** WHAT YOU ARE ASKED TO DO **
Take the material below and write it all out again exactly.
-------------------------
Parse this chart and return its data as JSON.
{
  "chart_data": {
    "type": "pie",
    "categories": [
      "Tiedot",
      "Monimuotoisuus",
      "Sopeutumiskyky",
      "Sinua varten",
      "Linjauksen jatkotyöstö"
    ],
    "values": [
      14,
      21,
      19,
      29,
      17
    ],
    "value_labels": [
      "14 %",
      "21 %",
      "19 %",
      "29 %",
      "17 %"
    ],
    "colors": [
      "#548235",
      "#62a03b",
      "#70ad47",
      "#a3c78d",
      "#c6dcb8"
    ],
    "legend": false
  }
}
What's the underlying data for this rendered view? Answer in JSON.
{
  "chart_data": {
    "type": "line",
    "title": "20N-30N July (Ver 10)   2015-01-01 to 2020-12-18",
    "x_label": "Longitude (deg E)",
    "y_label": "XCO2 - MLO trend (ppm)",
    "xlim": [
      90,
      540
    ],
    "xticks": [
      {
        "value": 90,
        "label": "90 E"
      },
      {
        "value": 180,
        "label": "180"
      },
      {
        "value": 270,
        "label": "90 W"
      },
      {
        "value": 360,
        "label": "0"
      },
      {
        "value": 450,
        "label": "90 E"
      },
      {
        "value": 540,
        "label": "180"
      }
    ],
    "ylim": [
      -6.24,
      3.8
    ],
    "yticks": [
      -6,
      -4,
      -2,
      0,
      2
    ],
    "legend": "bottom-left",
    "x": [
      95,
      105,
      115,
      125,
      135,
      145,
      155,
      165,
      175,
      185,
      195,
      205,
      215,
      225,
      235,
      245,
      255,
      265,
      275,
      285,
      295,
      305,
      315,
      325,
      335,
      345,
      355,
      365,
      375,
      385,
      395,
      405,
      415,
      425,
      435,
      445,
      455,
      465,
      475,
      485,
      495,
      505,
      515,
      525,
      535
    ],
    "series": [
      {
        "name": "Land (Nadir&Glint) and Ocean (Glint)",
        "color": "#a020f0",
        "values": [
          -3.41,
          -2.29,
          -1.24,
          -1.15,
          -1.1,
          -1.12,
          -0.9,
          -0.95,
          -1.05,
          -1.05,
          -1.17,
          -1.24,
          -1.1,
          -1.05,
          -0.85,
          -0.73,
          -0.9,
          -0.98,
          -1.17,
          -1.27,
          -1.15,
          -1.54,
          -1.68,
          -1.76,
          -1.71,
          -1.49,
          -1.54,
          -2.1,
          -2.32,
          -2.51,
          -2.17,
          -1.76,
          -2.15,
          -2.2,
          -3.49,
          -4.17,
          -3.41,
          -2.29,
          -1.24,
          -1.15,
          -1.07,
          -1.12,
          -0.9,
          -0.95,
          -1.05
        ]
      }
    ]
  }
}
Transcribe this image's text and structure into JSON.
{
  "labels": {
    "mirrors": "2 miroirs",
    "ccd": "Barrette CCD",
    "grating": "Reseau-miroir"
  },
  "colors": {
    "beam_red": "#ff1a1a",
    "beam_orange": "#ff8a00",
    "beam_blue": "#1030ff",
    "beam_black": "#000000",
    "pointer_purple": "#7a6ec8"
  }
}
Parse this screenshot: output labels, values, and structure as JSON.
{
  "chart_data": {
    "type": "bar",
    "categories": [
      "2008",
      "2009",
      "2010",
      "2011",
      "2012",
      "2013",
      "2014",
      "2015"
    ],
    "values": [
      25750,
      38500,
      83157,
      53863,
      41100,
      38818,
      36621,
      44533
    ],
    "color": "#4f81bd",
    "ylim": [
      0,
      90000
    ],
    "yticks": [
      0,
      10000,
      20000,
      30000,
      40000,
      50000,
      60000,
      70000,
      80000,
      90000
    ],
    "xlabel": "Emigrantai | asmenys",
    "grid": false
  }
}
-------------------------
** RESULT OF THE EXERCISE **
Parse this chart and return its data as JSON.
{
  "chart_data": {
    "type": "pie",
    "categories": [
      "Tiedot",
      "Monimuotoisuus",
      "Sopeutumiskyky",
      "Sinua varten",
      "Linjauksen jatkotyöstö"
    ],
    "values": [
      14,
      21,
      19,
      29,
      17
    ],
    "value_labels": [
      "14 %",
      "21 %",
      "19 %",
      "29 %",
      "17 %"
    ],
    "colors": [
      "#548235",
      "#62a03b",
      "#70ad47",
      "#a3c78d",
      "#c6dcb8"
    ],
    "legend": false
  }
}
What's the underlying data for this rendered view? Answer in JSON.
{
  "chart_data": {
    "type": "line",
    "title": "20N-30N July (Ver 10)   2015-01-01 to 2020-12-18",
    "x_label": "Longitude (deg E)",
    "y_label": "XCO2 - MLO trend (ppm)",
    "xlim": [
      90,
      540
    ],
    "xticks": [
      {
        "value": 90,
        "label": "90 E"
      },
      {
        "value": 180,
        "label": "180"
      },
      {
        "value": 270,
        "label": "90 W"
      },
      {
        "value": 360,
        "label": "0"
      },
      {
        "value": 450,
        "label": "90 E"
      },
      {
        "value": 540,
        "label": "180"
      }
    ],
    "ylim": [
      -6.24,
      3.8
    ],
    "yticks": [
      -6,
      -4,
      -2,
      0,
      2
    ],
    "legend": "bottom-left",
    "x": [
      95,
      105,
      115,
      125,
      135,
      145,
      155,
      165,
      175,
      185,
      195,
      205,
      215,
      225,
      235,
      245,
      255,
      265,
      275,
      285,
      295,
      305,
      315,
      325,
      335,
      345,
      355,
      365,
      375,
      385,
      395,
      405,
      415,
      425,
      435,
      445,
      455,
      465,
      475,
      485,
      495,
      505,
      515,
      525,
      535
    ],
    "series": [
      {
        "name": "Land (Nadir&Glint) and Ocean (Glint)",
        "color": "#a020f0",
        "values": [
          -3.41,
          -2.29,
          -1.24,
          -1.15,
          -1.1,
          -1.12,
          -0.9,
          -0.95,
          -1.05,
          -1.05,
          -1.17,
          -1.24,
          -1.1,
          -1.05,
          -0.85,
          -0.73,
          -0.9,
          -0.98,
          -1.17,
          -1.27,
          -1.15,
          -1.54,
          -1.68,
          -1.76,
          -1.71,
          -1.49,
          -1.54,
          -2.1,
          -2.32,
          -2.51,
          -2.17,
          -1.76,
          -2.15,
          -2.2,
          -3.49,
          -4.17,
          -3.41,
          -2.29,
          -1.24,
          -1.15,
          -1.07,
          -1.12,
          -0.9,
          -0.95,
          -1.05
        ]
      }
    ]
  }
}
Transcribe this image's text and structure into JSON.
{
  "labels": {
    "mirrors": "2 miroirs",
    "ccd": "Barrette CCD",
    "grating": "Reseau-miroir"
  },
  "colors": {
    "beam_red": "#ff1a1a",
    "beam_orange": "#ff8a00",
    "beam_blue": "#1030ff",
    "beam_black": "#000000",
    "pointer_purple": "#7a6ec8"
  }
}
Parse this screenshot: output labels, values, and structure as JSON.
{
  "chart_data": {
    "type": "bar",
    "categories": [
      "2008",
      "2009",
      "2010",
      "2011",
      "2012",
      "2013",
      "2014",
      "2015"
    ],
    "values": [
      25750,
      38500,
      83157,
      53863,
      41100,
      38818,
      36621,
      44533
    ],
    "color": "#4f81bd",
    "ylim": [
      0,
      90000
    ],
    "yticks": [
      0,
      10000,
      20000,
      30000,
      40000,
      50000,
      60000,
      70000,
      80000,
      90000
    ],
    "xlabel": "Emigrantai | asmenys",
    "grid": false
  }
}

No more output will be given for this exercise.